* Begin Records supplied *
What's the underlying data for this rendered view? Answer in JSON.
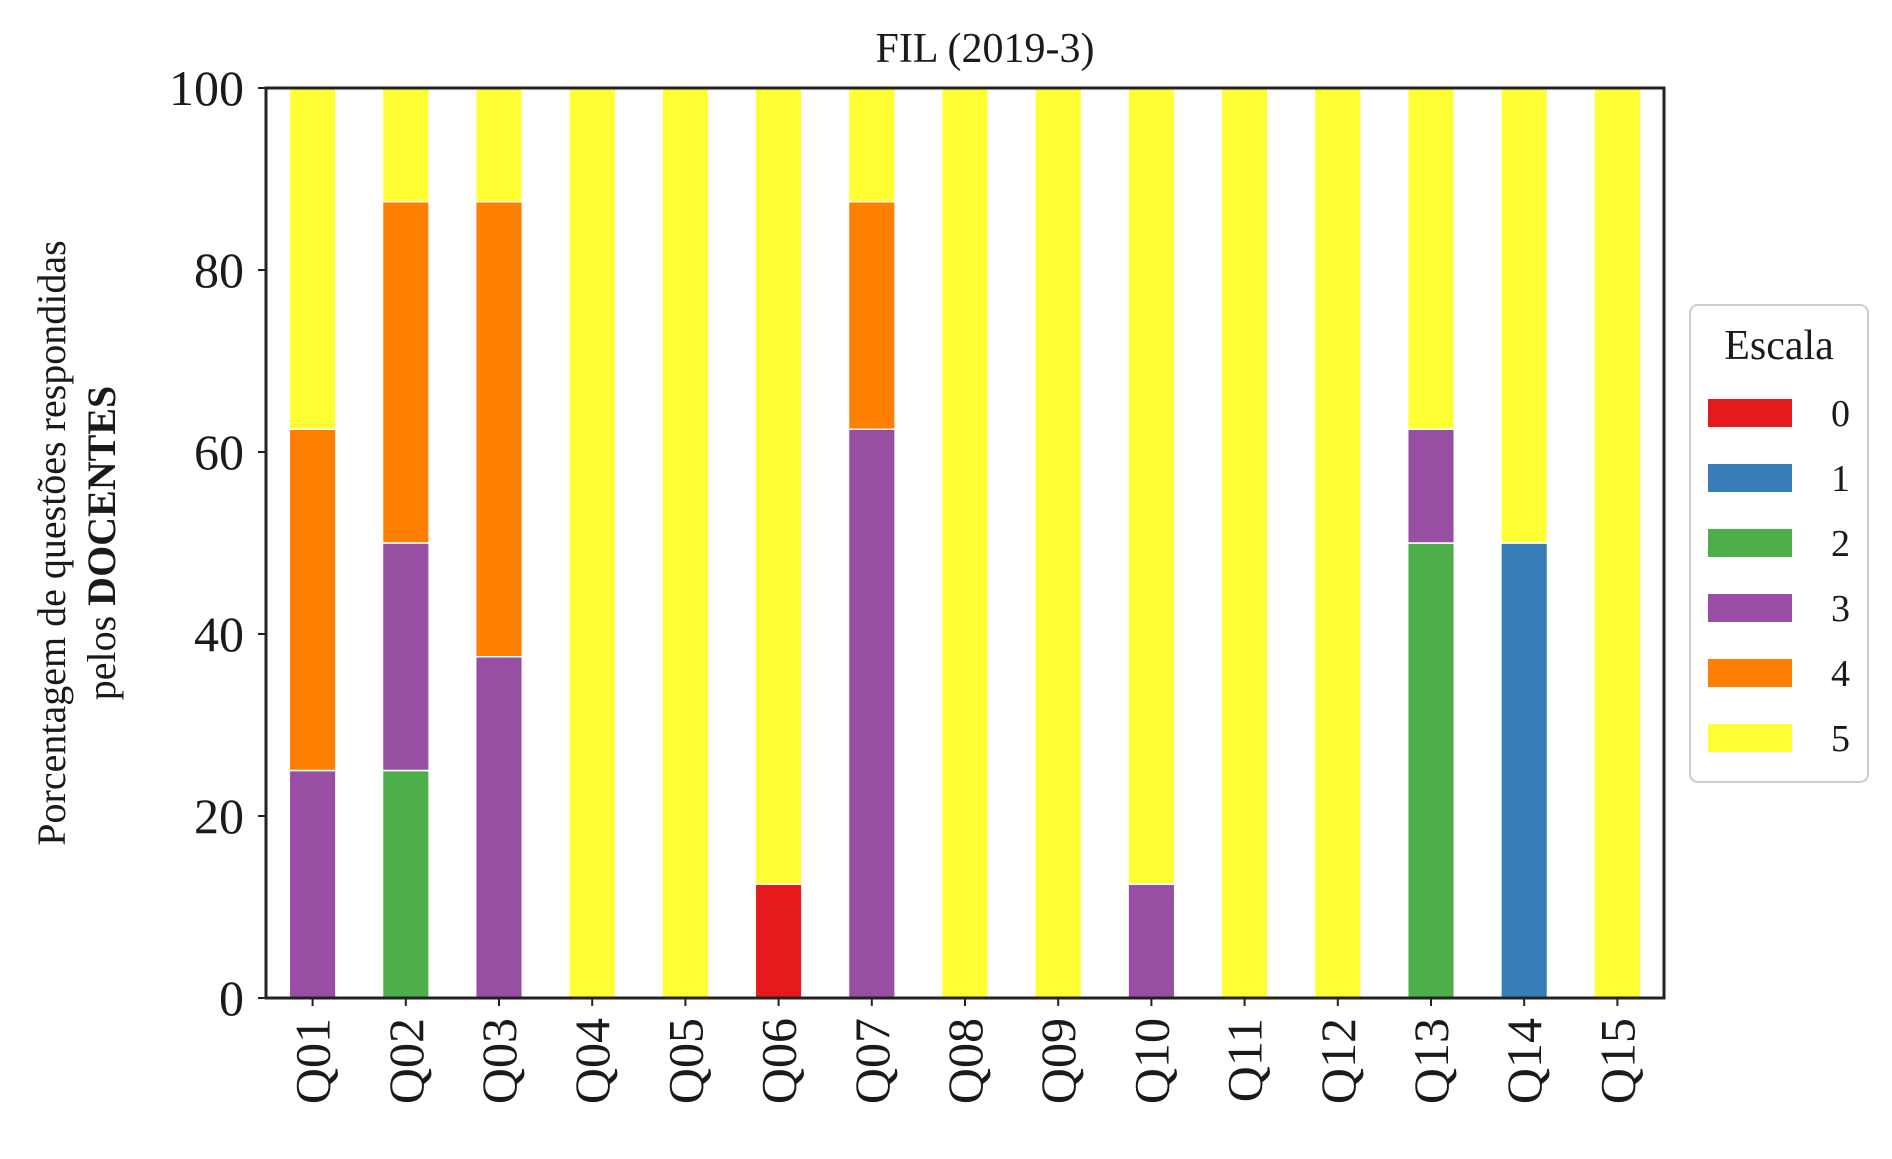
{
  "chart_data": {
    "type": "bar",
    "stacked": true,
    "title": "FIL (2019-3)",
    "ylabel_line1": "Porcentagem de questões respondidas",
    "ylabel_line2_prefix": "pelos ",
    "ylabel_line2_bold": "DOCENTES",
    "ylim": [
      0,
      100
    ],
    "yticks": [
      "0",
      "20",
      "40",
      "60",
      "80",
      "100"
    ],
    "ytick_values": [
      0,
      20,
      40,
      60,
      80,
      100
    ],
    "grid": false,
    "legend_position": "right",
    "legend_title": "Escala",
    "categories": [
      "Q01",
      "Q02",
      "Q03",
      "Q04",
      "Q05",
      "Q06",
      "Q07",
      "Q08",
      "Q09",
      "Q10",
      "Q11",
      "Q12",
      "Q13",
      "Q14",
      "Q15"
    ],
    "series": [
      {
        "name": "0",
        "color": "#e41a1c",
        "values": [
          0,
          0,
          0,
          0,
          0,
          12.5,
          0,
          0,
          0,
          0,
          0,
          0,
          0,
          0,
          0
        ]
      },
      {
        "name": "1",
        "color": "#377eb8",
        "values": [
          0,
          0,
          0,
          0,
          0,
          0,
          0,
          0,
          0,
          0,
          0,
          0,
          0,
          50,
          0
        ]
      },
      {
        "name": "2",
        "color": "#4daf4a",
        "values": [
          0,
          25,
          0,
          0,
          0,
          0,
          0,
          0,
          0,
          0,
          0,
          0,
          50,
          0,
          0
        ]
      },
      {
        "name": "3",
        "color": "#984ea3",
        "values": [
          25,
          25,
          37.5,
          0,
          0,
          0,
          62.5,
          0,
          0,
          12.5,
          0,
          0,
          12.5,
          0,
          0
        ]
      },
      {
        "name": "4",
        "color": "#ff7f00",
        "values": [
          37.5,
          37.5,
          50,
          0,
          0,
          0,
          25,
          0,
          0,
          0,
          0,
          0,
          0,
          0,
          0
        ]
      },
      {
        "name": "5",
        "color": "#ffff33",
        "values": [
          37.5,
          12.5,
          12.5,
          100,
          100,
          87.5,
          12.5,
          100,
          100,
          87.5,
          100,
          100,
          37.5,
          50,
          100
        ]
      }
    ]
  }
}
* End Records supplied *
What is needed is an exact reproduction of the data, pictures excluded.

What's the underlying data for this rendered view? Answer in JSON.
{
  "chart_data": {
    "type": "bar",
    "stacked": true,
    "title": "FIL (2019-3)",
    "ylabel_line1": "Porcentagem de questões respondidas",
    "ylabel_line2_prefix": "pelos ",
    "ylabel_line2_bold": "DOCENTES",
    "ylim": [
      0,
      100
    ],
    "yticks": [
      "0",
      "20",
      "40",
      "60",
      "80",
      "100"
    ],
    "ytick_values": [
      0,
      20,
      40,
      60,
      80,
      100
    ],
    "grid": false,
    "legend_position": "right",
    "legend_title": "Escala",
    "categories": [
      "Q01",
      "Q02",
      "Q03",
      "Q04",
      "Q05",
      "Q06",
      "Q07",
      "Q08",
      "Q09",
      "Q10",
      "Q11",
      "Q12",
      "Q13",
      "Q14",
      "Q15"
    ],
    "series": [
      {
        "name": "0",
        "color": "#e41a1c",
        "values": [
          0,
          0,
          0,
          0,
          0,
          12.5,
          0,
          0,
          0,
          0,
          0,
          0,
          0,
          0,
          0
        ]
      },
      {
        "name": "1",
        "color": "#377eb8",
        "values": [
          0,
          0,
          0,
          0,
          0,
          0,
          0,
          0,
          0,
          0,
          0,
          0,
          0,
          50,
          0
        ]
      },
      {
        "name": "2",
        "color": "#4daf4a",
        "values": [
          0,
          25,
          0,
          0,
          0,
          0,
          0,
          0,
          0,
          0,
          0,
          0,
          50,
          0,
          0
        ]
      },
      {
        "name": "3",
        "color": "#984ea3",
        "values": [
          25,
          25,
          37.5,
          0,
          0,
          0,
          62.5,
          0,
          0,
          12.5,
          0,
          0,
          12.5,
          0,
          0
        ]
      },
      {
        "name": "4",
        "color": "#ff7f00",
        "values": [
          37.5,
          37.5,
          50,
          0,
          0,
          0,
          25,
          0,
          0,
          0,
          0,
          0,
          0,
          0,
          0
        ]
      },
      {
        "name": "5",
        "color": "#ffff33",
        "values": [
          37.5,
          12.5,
          12.5,
          100,
          100,
          87.5,
          12.5,
          100,
          100,
          87.5,
          100,
          100,
          37.5,
          50,
          100
        ]
      }
    ]
  }
}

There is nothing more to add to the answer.